__Task to carry out__
Below are records to repeat exactly. Omit the pictures from the copy.

Stored data entries:
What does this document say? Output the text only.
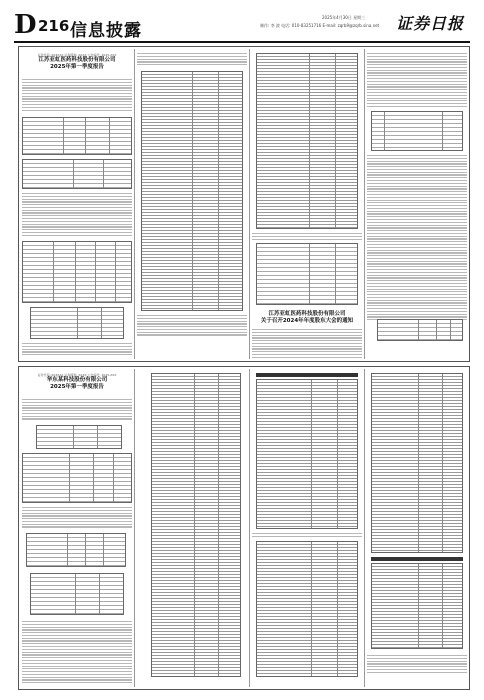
D 216 信息披露
2025年4月30日 星期三
制作: 李 波 电话: 010-83251716 E-mail: zqrb9@zqrb.sina.net 证券日报
证券代码: 603XXX 证券简称: XXXX 公告编号: 2025-XXX
江苏亚虹医药科技股份有限公司
2025年第一季度报告
江苏亚虹医药科技股份有限公司
关于召开2024年年度股东大会的通知
证券代码: 603XXX 证券简称: XXXX 公告编号: 2025-XXX
华东某科技股份有限公司
2025年第一季度报告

__Result for this task__
What does this document say? Output the text only.
D 216 信息披露
2025年4月30日 星期三
制作: 李 波 电话: 010-83251716 E-mail: zqrb9@zqrb.sina.net 证券日报
证券代码: 603XXX 证券简称: XXXX 公告编号: 2025-XXX
江苏亚虹医药科技股份有限公司
2025年第一季度报告
江苏亚虹医药科技股份有限公司
关于召开2024年年度股东大会的通知
证券代码: 603XXX 证券简称: XXXX 公告编号: 2025-XXX
华东某科技股份有限公司
2025年第一季度报告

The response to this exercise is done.